• _Material for the task_
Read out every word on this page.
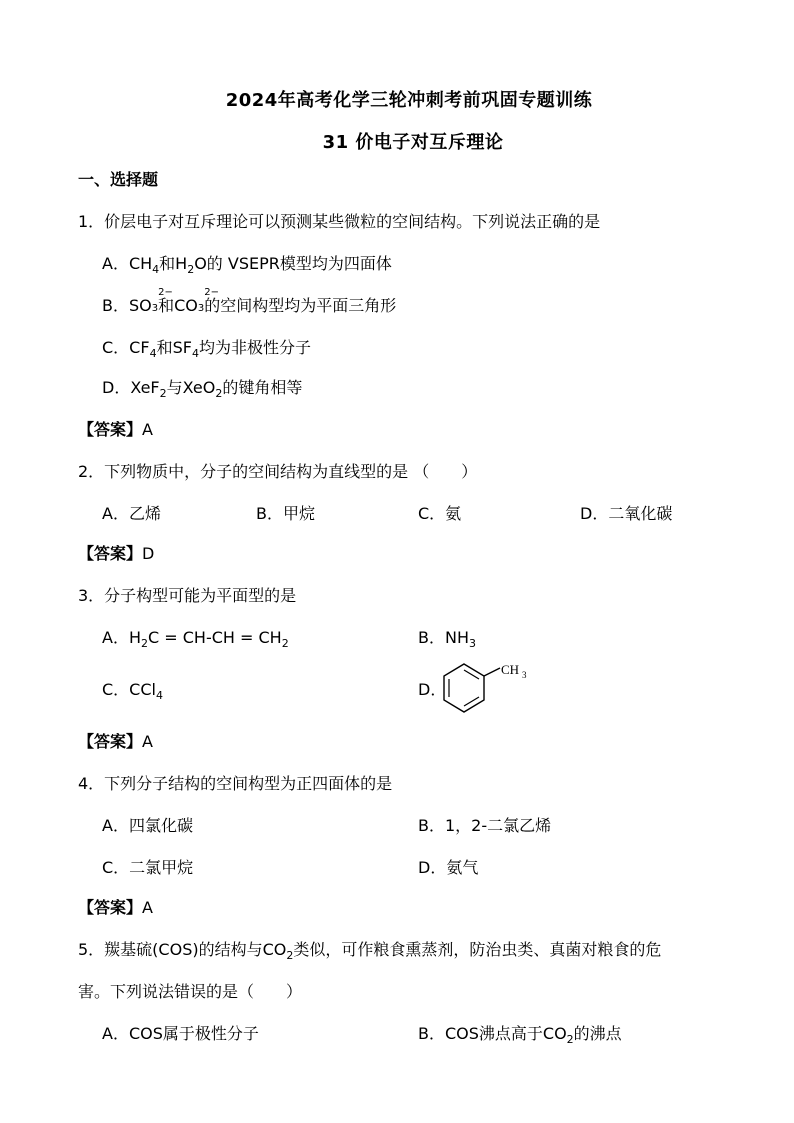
2024年高考化学三轮冲刺考前巩固专题训练
31 价电子对互斥理论
一、选择题
1．价层电子对互斥理论可以预测某些微粒的空间结构。下列说法正确的是
A．$CH_4$和$H_2O$的 VSEPR模型均为四面体
B．SO
2−
3和CO
2−
3的空间构型均为平面三角形
C．$CF_4$和$SF_4$均为非极性分子
D．XeF$_2$与XeO$_2$的键角相等
【答案】A
2．下列物质中，分子的空间结构为直线型的是 （　　）
A．乙烯	B．甲烷	C．氨	D．二氧化碳
【答案】D
3．分子构型可能为平面型的是
A．$H_2C = CH-CH = CH_2$	B．$NH_3$
C．CCl$_4$	D．
CH 3
【答案】A
4．下列分子结构的空间构型为正四面体的是
A．四氯化碳	B．1，2-二氯乙烯
C．二氯甲烷	D．氨气
【答案】A
5．羰基硫(COS)的结构与$CO_2$类似，可作粮食熏蒸剂，防治虫类、真菌对粮食的危
害。下列说法错误的是（　　）
A．COS属于极性分子	B．COS沸点高于$CO_2$的沸点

• _Your goal_
Transcribe the listing in full. Omit the pictures and keep every line exact.

• _Solution for this problem_
Read out every word on this page.
2024年高考化学三轮冲刺考前巩固专题训练
31 价电子对互斥理论
一、选择题
1．价层电子对互斥理论可以预测某些微粒的空间结构。下列说法正确的是
A．$CH_4$和$H_2O$的 VSEPR模型均为四面体
B．SO
2−
3和CO
2−
3的空间构型均为平面三角形
C．$CF_4$和$SF_4$均为非极性分子
D．XeF$_2$与XeO$_2$的键角相等
【答案】A
2．下列物质中，分子的空间结构为直线型的是 （　　）
A．乙烯	B．甲烷	C．氨	D．二氧化碳
【答案】D
3．分子构型可能为平面型的是
A．$H_2C = CH-CH = CH_2$	B．$NH_3$
C．CCl$_4$	D．
CH 3
【答案】A
4．下列分子结构的空间构型为正四面体的是
A．四氯化碳	B．1，2-二氯乙烯
C．二氯甲烷	D．氨气
【答案】A
5．羰基硫(COS)的结构与$CO_2$类似，可作粮食熏蒸剂，防治虫类、真菌对粮食的危
害。下列说法错误的是（　　）
A．COS属于极性分子	B．COS沸点高于$CO_2$的沸点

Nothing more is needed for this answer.